### PROBLEM DETAILS
Transcribe the entries below exactly.

─── ROWS

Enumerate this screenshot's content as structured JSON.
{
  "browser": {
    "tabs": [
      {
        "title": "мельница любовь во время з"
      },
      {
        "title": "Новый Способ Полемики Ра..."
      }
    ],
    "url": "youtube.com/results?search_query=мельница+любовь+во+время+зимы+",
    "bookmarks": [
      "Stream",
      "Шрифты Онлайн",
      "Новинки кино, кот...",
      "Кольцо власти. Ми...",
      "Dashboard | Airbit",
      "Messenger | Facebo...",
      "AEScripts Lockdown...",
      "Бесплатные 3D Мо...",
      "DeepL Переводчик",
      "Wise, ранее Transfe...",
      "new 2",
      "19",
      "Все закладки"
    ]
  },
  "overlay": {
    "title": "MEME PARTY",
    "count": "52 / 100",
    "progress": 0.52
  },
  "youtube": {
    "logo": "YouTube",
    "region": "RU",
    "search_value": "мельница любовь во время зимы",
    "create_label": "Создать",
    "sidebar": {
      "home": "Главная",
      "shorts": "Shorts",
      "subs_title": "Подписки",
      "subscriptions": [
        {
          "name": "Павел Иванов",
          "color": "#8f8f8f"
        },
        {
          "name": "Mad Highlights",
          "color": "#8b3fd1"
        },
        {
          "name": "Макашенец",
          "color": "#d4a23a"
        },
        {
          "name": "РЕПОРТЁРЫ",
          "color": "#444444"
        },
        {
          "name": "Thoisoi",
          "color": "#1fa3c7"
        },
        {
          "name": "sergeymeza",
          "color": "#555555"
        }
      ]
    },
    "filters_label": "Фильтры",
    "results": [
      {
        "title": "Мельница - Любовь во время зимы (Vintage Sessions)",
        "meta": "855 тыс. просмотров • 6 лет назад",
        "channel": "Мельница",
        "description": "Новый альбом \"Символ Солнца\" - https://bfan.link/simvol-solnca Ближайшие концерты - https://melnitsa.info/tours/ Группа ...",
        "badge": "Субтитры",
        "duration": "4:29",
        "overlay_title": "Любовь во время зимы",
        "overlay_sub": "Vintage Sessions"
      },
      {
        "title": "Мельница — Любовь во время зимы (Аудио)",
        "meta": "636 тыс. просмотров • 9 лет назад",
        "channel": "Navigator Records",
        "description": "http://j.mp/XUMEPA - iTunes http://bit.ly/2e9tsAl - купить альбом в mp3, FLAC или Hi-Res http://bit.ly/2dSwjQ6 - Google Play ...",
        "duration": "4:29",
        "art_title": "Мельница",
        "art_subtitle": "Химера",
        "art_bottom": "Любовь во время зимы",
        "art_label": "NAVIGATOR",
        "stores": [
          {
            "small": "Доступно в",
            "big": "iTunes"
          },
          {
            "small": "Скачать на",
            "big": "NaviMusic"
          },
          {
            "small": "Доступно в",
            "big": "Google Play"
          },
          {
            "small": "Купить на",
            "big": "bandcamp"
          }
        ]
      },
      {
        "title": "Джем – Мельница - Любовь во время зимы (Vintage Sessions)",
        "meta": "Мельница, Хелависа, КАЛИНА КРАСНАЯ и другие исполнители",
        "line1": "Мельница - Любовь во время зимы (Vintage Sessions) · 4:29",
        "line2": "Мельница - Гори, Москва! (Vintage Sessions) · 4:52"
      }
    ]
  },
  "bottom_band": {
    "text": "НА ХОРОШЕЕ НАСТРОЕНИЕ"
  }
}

──────

### CORRECT ANSWER
Enumerate this screenshot's content as structured JSON.
{
  "browser": {
    "tabs": [
      {
        "title": "мельница любовь во время з"
      },
      {
        "title": "Новый Способ Полемики Ра..."
      }
    ],
    "url": "youtube.com/results?search_query=мельница+любовь+во+время+зимы+",
    "bookmarks": [
      "Stream",
      "Шрифты Онлайн",
      "Новинки кино, кот...",
      "Кольцо власти. Ми...",
      "Dashboard | Airbit",
      "Messenger | Facebo...",
      "AEScripts Lockdown...",
      "Бесплатные 3D Мо...",
      "DeepL Переводчик",
      "Wise, ранее Transfe...",
      "new 2",
      "19",
      "Все закладки"
    ]
  },
  "overlay": {
    "title": "MEME PARTY",
    "count": "52 / 100",
    "progress": 0.52
  },
  "youtube": {
    "logo": "YouTube",
    "region": "RU",
    "search_value": "мельница любовь во время зимы",
    "create_label": "Создать",
    "sidebar": {
      "home": "Главная",
      "shorts": "Shorts",
      "subs_title": "Подписки",
      "subscriptions": [
        {
          "name": "Павел Иванов",
          "color": "#8f8f8f"
        },
        {
          "name": "Mad Highlights",
          "color": "#8b3fd1"
        },
        {
          "name": "Макашенец",
          "color": "#d4a23a"
        },
        {
          "name": "РЕПОРТЁРЫ",
          "color": "#444444"
        },
        {
          "name": "Thoisoi",
          "color": "#1fa3c7"
        },
        {
          "name": "sergeymeza",
          "color": "#555555"
        }
      ]
    },
    "filters_label": "Фильтры",
    "results": [
      {
        "title": "Мельница - Любовь во время зимы (Vintage Sessions)",
        "meta": "855 тыс. просмотров • 6 лет назад",
        "channel": "Мельница",
        "description": "Новый альбом \"Символ Солнца\" - https://bfan.link/simvol-solnca Ближайшие концерты - https://melnitsa.info/tours/ Группа ...",
        "badge": "Субтитры",
        "duration": "4:29",
        "overlay_title": "Любовь во время зимы",
        "overlay_sub": "Vintage Sessions"
      },
      {
        "title": "Мельница — Любовь во время зимы (Аудио)",
        "meta": "636 тыс. просмотров • 9 лет назад",
        "channel": "Navigator Records",
        "description": "http://j.mp/XUMEPA - iTunes http://bit.ly/2e9tsAl - купить альбом в mp3, FLAC или Hi-Res http://bit.ly/2dSwjQ6 - Google Play ...",
        "duration": "4:29",
        "art_title": "Мельница",
        "art_subtitle": "Химера",
        "art_bottom": "Любовь во время зимы",
        "art_label": "NAVIGATOR",
        "stores": [
          {
            "small": "Доступно в",
            "big": "iTunes"
          },
          {
            "small": "Скачать на",
            "big": "NaviMusic"
          },
          {
            "small": "Доступно в",
            "big": "Google Play"
          },
          {
            "small": "Купить на",
            "big": "bandcamp"
          }
        ]
      },
      {
        "title": "Джем – Мельница - Любовь во время зимы (Vintage Sessions)",
        "meta": "Мельница, Хелависа, КАЛИНА КРАСНАЯ и другие исполнители",
        "line1": "Мельница - Любовь во время зимы (Vintage Sessions) · 4:29",
        "line2": "Мельница - Гори, Москва! (Vintage Sessions) · 4:52"
      }
    ]
  },
  "bottom_band": {
    "text": "НА ХОРОШЕЕ НАСТРОЕНИЕ"
  }
}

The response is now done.